--- BEGIN Data records ---

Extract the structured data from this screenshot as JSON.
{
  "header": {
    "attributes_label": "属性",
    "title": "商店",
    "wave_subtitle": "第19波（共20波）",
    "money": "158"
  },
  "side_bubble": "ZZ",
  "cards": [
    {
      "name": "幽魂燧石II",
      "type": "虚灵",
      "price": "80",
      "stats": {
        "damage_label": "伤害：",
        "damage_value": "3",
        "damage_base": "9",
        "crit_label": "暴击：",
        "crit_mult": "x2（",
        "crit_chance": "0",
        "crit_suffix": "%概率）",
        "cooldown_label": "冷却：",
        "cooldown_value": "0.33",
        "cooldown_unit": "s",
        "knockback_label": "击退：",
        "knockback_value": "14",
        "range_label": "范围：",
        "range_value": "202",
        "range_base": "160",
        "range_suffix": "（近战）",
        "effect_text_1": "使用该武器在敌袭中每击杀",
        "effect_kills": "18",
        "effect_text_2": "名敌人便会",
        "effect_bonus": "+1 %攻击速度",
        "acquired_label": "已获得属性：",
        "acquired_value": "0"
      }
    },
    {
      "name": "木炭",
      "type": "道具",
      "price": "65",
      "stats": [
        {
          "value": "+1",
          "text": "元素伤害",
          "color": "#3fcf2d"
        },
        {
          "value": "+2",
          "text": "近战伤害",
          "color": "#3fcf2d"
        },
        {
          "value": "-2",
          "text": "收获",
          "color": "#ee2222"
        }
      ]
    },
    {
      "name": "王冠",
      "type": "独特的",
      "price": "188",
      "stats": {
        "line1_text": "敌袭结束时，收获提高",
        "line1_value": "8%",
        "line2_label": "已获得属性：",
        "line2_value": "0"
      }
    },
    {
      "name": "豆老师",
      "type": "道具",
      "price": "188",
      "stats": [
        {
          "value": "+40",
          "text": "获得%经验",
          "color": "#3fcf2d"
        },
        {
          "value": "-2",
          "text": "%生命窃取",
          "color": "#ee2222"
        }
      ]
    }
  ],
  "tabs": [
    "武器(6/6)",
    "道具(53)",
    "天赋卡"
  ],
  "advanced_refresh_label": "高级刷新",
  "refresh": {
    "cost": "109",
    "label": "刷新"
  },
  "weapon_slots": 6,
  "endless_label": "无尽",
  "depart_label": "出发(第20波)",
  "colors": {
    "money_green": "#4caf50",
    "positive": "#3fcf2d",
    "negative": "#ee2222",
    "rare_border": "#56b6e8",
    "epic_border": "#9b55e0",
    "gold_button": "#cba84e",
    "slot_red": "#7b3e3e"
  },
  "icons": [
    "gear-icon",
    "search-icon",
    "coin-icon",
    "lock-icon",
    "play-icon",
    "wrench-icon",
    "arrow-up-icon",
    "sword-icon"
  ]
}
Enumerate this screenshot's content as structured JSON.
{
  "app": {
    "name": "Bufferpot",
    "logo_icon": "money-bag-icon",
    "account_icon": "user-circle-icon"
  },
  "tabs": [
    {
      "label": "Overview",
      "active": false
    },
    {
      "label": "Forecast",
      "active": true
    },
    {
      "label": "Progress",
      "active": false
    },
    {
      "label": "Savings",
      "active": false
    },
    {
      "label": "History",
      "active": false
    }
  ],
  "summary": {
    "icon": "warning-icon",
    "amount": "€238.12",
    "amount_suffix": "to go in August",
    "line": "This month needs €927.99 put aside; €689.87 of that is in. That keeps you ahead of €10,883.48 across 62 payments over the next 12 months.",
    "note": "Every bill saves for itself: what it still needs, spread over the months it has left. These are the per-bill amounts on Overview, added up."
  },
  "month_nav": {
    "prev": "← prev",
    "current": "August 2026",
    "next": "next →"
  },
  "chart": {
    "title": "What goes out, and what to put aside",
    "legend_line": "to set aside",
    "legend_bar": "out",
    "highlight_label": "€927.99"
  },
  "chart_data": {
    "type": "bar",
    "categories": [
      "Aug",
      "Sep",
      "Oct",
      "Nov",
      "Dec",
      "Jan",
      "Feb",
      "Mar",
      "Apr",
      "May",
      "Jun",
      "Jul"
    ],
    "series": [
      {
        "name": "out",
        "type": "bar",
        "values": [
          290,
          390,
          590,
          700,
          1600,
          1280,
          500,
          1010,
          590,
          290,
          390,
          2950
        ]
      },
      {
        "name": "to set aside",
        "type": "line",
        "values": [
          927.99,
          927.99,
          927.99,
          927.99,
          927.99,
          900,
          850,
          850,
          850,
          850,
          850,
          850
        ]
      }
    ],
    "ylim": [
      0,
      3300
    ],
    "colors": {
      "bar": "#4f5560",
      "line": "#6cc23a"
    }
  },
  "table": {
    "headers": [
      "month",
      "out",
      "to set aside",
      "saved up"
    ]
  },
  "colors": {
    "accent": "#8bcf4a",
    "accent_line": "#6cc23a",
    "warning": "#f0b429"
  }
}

--- END Data records ---

# [Stated goal]
Quote all of the entries exactly as they appear.

# [Full output]
Extract the structured data from this screenshot as JSON.
{
  "header": {
    "attributes_label": "属性",
    "title": "商店",
    "wave_subtitle": "第19波（共20波）",
    "money": "158"
  },
  "side_bubble": "ZZ",
  "cards": [
    {
      "name": "幽魂燧石II",
      "type": "虚灵",
      "price": "80",
      "stats": {
        "damage_label": "伤害：",
        "damage_value": "3",
        "damage_base": "9",
        "crit_label": "暴击：",
        "crit_mult": "x2（",
        "crit_chance": "0",
        "crit_suffix": "%概率）",
        "cooldown_label": "冷却：",
        "cooldown_value": "0.33",
        "cooldown_unit": "s",
        "knockback_label": "击退：",
        "knockback_value": "14",
        "range_label": "范围：",
        "range_value": "202",
        "range_base": "160",
        "range_suffix": "（近战）",
        "effect_text_1": "使用该武器在敌袭中每击杀",
        "effect_kills": "18",
        "effect_text_2": "名敌人便会",
        "effect_bonus": "+1 %攻击速度",
        "acquired_label": "已获得属性：",
        "acquired_value": "0"
      }
    },
    {
      "name": "木炭",
      "type": "道具",
      "price": "65",
      "stats": [
        {
          "value": "+1",
          "text": "元素伤害",
          "color": "#3fcf2d"
        },
        {
          "value": "+2",
          "text": "近战伤害",
          "color": "#3fcf2d"
        },
        {
          "value": "-2",
          "text": "收获",
          "color": "#ee2222"
        }
      ]
    },
    {
      "name": "王冠",
      "type": "独特的",
      "price": "188",
      "stats": {
        "line1_text": "敌袭结束时，收获提高",
        "line1_value": "8%",
        "line2_label": "已获得属性：",
        "line2_value": "0"
      }
    },
    {
      "name": "豆老师",
      "type": "道具",
      "price": "188",
      "stats": [
        {
          "value": "+40",
          "text": "获得%经验",
          "color": "#3fcf2d"
        },
        {
          "value": "-2",
          "text": "%生命窃取",
          "color": "#ee2222"
        }
      ]
    }
  ],
  "tabs": [
    "武器(6/6)",
    "道具(53)",
    "天赋卡"
  ],
  "advanced_refresh_label": "高级刷新",
  "refresh": {
    "cost": "109",
    "label": "刷新"
  },
  "weapon_slots": 6,
  "endless_label": "无尽",
  "depart_label": "出发(第20波)",
  "colors": {
    "money_green": "#4caf50",
    "positive": "#3fcf2d",
    "negative": "#ee2222",
    "rare_border": "#56b6e8",
    "epic_border": "#9b55e0",
    "gold_button": "#cba84e",
    "slot_red": "#7b3e3e"
  },
  "icons": [
    "gear-icon",
    "search-icon",
    "coin-icon",
    "lock-icon",
    "play-icon",
    "wrench-icon",
    "arrow-up-icon",
    "sword-icon"
  ]
}
Enumerate this screenshot's content as structured JSON.
{
  "app": {
    "name": "Bufferpot",
    "logo_icon": "money-bag-icon",
    "account_icon": "user-circle-icon"
  },
  "tabs": [
    {
      "label": "Overview",
      "active": false
    },
    {
      "label": "Forecast",
      "active": true
    },
    {
      "label": "Progress",
      "active": false
    },
    {
      "label": "Savings",
      "active": false
    },
    {
      "label": "History",
      "active": false
    }
  ],
  "summary": {
    "icon": "warning-icon",
    "amount": "€238.12",
    "amount_suffix": "to go in August",
    "line": "This month needs €927.99 put aside; €689.87 of that is in. That keeps you ahead of €10,883.48 across 62 payments over the next 12 months.",
    "note": "Every bill saves for itself: what it still needs, spread over the months it has left. These are the per-bill amounts on Overview, added up."
  },
  "month_nav": {
    "prev": "← prev",
    "current": "August 2026",
    "next": "next →"
  },
  "chart": {
    "title": "What goes out, and what to put aside",
    "legend_line": "to set aside",
    "legend_bar": "out",
    "highlight_label": "€927.99"
  },
  "chart_data": {
    "type": "bar",
    "categories": [
      "Aug",
      "Sep",
      "Oct",
      "Nov",
      "Dec",
      "Jan",
      "Feb",
      "Mar",
      "Apr",
      "May",
      "Jun",
      "Jul"
    ],
    "series": [
      {
        "name": "out",
        "type": "bar",
        "values": [
          290,
          390,
          590,
          700,
          1600,
          1280,
          500,
          1010,
          590,
          290,
          390,
          2950
        ]
      },
      {
        "name": "to set aside",
        "type": "line",
        "values": [
          927.99,
          927.99,
          927.99,
          927.99,
          927.99,
          900,
          850,
          850,
          850,
          850,
          850,
          850
        ]
      }
    ],
    "ylim": [
      0,
      3300
    ],
    "colors": {
      "bar": "#4f5560",
      "line": "#6cc23a"
    }
  },
  "table": {
    "headers": [
      "month",
      "out",
      "to set aside",
      "saved up"
    ]
  },
  "colors": {
    "accent": "#8bcf4a",
    "accent_line": "#6cc23a",
    "warning": "#f0b429"
  }
}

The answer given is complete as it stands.